Problem description: Each line of the listing that contains the word "JSON" is to be copied.

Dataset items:
═══
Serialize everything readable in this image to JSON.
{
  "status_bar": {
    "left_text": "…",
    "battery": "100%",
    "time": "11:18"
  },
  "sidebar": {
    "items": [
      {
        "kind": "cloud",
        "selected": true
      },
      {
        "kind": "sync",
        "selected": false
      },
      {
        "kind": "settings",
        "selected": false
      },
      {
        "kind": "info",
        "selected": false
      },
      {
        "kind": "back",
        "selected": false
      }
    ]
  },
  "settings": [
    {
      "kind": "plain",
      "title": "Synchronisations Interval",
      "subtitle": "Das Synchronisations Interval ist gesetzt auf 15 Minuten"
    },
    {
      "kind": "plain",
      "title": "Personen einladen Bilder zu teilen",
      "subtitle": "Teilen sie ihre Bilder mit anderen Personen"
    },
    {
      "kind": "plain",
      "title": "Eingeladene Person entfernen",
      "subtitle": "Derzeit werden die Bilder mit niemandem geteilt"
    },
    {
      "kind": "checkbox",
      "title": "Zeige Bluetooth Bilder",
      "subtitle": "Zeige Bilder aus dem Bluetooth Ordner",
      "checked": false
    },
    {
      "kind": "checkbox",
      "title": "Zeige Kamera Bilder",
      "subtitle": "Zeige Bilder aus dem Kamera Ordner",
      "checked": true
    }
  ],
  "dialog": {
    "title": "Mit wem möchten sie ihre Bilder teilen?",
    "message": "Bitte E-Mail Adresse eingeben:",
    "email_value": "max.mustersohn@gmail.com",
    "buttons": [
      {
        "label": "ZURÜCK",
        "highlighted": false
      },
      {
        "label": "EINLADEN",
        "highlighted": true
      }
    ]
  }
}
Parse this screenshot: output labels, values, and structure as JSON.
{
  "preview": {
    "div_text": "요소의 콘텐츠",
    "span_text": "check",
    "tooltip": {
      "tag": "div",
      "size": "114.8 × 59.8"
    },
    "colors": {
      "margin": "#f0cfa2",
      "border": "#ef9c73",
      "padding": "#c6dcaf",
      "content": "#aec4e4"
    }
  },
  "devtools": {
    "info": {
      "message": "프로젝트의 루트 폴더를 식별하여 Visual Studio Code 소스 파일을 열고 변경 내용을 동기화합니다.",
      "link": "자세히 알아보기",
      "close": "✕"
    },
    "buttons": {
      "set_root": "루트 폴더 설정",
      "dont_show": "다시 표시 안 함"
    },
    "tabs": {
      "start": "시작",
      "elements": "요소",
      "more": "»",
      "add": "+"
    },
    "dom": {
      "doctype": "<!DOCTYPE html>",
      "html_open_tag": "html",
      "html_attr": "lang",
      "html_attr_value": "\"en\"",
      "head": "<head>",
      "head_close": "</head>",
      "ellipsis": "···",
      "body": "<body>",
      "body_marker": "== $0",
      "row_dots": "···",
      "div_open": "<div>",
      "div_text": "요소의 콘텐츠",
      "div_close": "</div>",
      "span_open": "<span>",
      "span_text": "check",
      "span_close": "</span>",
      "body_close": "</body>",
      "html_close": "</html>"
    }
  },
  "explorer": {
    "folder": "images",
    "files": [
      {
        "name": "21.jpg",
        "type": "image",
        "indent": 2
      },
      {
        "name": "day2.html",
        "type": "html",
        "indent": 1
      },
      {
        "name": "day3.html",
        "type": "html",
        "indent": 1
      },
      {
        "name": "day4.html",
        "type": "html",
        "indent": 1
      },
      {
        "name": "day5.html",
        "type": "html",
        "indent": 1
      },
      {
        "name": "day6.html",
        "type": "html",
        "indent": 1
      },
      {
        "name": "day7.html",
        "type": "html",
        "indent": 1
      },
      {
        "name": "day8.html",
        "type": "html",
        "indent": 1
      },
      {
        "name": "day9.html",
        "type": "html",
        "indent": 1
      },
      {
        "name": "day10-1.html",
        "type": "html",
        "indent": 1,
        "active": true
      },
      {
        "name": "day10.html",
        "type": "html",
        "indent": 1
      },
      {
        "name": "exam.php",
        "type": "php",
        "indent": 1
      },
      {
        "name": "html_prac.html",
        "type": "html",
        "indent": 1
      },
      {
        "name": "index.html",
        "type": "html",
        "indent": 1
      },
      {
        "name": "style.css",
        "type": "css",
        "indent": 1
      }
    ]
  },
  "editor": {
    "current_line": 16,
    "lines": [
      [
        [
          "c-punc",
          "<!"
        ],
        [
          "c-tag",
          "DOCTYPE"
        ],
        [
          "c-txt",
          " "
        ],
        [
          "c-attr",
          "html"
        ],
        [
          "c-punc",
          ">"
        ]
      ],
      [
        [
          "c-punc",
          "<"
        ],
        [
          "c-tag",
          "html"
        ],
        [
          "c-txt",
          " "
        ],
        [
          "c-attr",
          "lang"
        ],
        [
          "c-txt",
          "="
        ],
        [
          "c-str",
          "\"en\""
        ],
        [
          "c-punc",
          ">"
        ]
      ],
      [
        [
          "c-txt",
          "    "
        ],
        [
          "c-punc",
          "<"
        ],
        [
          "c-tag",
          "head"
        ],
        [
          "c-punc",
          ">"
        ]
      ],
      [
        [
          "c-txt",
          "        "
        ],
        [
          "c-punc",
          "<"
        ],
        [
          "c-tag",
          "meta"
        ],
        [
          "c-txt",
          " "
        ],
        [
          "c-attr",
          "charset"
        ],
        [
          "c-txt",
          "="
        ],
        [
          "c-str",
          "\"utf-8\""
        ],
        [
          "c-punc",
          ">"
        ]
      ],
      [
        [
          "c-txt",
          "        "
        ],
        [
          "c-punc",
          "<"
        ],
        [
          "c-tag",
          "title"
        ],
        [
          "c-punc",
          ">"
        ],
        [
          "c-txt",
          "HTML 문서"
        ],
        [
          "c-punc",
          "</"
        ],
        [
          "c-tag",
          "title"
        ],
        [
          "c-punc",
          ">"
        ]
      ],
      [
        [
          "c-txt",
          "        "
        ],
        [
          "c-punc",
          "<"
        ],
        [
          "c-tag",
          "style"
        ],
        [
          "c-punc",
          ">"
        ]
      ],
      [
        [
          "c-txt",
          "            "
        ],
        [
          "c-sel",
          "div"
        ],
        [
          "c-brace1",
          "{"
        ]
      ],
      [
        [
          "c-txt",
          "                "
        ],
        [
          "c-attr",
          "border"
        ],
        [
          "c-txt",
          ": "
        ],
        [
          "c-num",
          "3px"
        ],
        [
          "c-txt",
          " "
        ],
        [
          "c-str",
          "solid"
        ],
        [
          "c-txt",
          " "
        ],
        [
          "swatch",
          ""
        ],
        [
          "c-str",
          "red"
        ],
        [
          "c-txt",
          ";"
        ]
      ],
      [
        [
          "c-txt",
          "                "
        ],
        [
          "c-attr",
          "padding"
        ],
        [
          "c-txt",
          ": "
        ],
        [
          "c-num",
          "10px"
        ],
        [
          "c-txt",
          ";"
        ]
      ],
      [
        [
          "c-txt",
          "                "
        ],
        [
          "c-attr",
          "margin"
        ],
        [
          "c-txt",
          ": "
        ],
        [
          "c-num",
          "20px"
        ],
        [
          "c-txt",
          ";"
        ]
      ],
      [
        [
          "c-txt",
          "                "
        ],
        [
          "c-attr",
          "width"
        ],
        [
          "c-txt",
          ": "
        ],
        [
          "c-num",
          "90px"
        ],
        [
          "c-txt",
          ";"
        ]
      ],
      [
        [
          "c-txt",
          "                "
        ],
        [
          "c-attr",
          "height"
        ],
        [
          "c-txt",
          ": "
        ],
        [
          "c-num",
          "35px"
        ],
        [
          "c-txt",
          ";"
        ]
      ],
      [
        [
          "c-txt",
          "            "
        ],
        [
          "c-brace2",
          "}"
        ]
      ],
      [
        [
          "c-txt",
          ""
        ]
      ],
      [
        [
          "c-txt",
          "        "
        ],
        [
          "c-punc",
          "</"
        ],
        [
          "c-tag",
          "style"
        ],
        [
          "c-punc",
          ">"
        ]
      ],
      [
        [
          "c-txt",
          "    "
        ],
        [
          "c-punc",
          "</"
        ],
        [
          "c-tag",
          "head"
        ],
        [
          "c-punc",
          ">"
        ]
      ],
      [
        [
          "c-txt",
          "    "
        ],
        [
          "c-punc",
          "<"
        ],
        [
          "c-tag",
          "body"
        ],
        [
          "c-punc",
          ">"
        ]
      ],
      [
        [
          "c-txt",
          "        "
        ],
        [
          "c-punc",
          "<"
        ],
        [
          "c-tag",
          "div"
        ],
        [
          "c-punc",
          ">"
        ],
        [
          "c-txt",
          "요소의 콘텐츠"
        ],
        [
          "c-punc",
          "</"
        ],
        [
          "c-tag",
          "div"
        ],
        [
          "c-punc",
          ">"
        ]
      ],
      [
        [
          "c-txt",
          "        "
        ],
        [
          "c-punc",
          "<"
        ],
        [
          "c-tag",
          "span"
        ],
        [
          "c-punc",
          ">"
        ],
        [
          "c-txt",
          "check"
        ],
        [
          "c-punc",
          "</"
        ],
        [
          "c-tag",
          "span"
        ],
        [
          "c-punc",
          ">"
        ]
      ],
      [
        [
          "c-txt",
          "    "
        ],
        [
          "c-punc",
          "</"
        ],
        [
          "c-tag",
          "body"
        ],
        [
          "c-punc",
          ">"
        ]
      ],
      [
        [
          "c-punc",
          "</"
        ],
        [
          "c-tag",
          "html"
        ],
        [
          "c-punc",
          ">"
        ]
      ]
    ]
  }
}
═══
Response to this task:
Serialize everything readable in this image to JSON.
Parse this screenshot: output labels, values, and structure as JSON.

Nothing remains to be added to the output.